#### Set exercise
Using the records below, report how many lines hold "left", with no extra text.

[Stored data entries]
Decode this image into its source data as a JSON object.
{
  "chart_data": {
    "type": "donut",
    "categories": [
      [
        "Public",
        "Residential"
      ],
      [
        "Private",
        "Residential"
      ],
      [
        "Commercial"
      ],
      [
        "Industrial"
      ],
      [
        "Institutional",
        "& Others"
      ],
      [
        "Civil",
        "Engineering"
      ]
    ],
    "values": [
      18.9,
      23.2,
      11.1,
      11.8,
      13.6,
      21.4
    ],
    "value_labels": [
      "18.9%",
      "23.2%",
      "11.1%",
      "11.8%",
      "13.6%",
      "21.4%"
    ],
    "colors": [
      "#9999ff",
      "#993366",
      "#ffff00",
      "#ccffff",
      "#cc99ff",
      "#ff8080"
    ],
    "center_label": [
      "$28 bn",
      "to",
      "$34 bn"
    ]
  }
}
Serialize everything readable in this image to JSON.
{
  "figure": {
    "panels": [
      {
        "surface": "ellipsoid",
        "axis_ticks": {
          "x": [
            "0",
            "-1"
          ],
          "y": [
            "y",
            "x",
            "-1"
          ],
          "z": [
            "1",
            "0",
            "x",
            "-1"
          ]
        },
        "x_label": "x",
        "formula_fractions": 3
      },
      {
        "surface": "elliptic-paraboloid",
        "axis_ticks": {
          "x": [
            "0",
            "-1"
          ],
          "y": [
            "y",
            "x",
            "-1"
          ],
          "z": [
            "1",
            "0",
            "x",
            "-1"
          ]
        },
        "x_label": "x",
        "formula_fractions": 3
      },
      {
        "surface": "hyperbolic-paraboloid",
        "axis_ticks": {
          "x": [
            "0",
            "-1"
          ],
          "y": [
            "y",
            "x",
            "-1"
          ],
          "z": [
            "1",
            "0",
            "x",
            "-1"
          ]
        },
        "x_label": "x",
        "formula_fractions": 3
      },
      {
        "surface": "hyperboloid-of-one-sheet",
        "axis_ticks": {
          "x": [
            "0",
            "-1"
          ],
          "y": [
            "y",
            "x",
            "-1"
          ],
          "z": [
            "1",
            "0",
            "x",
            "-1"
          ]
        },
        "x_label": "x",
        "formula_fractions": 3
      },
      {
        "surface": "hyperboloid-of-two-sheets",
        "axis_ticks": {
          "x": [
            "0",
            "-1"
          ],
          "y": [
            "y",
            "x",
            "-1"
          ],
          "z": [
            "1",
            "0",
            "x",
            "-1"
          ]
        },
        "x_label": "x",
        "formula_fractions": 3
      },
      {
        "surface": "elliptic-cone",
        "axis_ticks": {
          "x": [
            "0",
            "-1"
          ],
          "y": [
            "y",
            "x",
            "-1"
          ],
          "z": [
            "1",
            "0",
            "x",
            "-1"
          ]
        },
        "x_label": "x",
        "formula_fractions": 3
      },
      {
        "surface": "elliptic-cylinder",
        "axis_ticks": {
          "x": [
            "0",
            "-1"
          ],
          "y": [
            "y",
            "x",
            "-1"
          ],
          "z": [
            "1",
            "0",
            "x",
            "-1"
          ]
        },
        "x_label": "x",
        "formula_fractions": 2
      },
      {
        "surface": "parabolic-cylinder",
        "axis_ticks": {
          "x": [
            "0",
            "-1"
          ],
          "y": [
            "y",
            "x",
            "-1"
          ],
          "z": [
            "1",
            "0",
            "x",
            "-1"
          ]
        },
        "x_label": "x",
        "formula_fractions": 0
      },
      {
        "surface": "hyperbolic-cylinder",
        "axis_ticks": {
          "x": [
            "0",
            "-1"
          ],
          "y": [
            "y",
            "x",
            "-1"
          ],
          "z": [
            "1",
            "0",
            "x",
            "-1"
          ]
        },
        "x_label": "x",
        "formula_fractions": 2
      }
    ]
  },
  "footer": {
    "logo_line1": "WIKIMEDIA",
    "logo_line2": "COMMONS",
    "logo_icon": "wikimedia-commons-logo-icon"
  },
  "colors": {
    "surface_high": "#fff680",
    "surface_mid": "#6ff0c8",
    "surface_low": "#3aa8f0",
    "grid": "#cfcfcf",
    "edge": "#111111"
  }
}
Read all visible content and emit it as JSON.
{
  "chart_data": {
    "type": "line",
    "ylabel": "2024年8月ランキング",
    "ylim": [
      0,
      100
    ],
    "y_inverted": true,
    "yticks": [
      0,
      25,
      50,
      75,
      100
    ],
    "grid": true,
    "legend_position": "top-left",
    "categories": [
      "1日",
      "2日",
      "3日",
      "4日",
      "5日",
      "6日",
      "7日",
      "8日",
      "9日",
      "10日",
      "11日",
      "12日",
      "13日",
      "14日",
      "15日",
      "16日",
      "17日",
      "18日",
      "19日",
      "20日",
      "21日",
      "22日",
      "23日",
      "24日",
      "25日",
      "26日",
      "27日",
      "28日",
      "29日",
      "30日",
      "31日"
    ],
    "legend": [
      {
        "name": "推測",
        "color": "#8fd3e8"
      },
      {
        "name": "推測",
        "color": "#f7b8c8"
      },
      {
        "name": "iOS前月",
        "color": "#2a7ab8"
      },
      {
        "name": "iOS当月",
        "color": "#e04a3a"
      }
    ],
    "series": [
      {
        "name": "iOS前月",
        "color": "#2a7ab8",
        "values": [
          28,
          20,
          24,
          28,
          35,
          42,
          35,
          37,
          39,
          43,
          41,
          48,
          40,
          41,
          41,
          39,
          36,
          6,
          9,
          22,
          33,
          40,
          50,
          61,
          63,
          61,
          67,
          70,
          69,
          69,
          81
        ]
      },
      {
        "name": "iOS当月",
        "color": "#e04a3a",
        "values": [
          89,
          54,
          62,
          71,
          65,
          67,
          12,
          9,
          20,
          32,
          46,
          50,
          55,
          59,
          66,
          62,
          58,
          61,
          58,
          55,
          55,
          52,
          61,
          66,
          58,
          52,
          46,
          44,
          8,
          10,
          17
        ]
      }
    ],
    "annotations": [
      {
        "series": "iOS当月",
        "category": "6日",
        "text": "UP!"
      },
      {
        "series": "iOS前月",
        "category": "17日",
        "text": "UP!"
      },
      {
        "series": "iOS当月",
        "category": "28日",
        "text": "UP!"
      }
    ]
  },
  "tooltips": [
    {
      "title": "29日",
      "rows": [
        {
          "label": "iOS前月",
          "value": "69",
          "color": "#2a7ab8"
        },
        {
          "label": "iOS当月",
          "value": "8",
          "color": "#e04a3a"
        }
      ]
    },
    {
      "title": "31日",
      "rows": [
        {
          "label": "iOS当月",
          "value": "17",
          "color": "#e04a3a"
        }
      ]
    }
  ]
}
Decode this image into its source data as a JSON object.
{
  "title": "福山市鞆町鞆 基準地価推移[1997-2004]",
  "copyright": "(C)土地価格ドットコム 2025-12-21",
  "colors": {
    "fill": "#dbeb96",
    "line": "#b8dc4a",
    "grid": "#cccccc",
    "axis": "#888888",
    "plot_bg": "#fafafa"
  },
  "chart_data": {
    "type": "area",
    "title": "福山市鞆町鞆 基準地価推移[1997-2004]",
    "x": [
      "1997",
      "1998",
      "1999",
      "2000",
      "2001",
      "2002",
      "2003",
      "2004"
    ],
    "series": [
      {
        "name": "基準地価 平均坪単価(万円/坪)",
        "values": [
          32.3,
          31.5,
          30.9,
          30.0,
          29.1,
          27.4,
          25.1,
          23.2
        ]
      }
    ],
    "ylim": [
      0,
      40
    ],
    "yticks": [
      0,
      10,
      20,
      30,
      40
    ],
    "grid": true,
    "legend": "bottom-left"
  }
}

#### Result of this exercise
2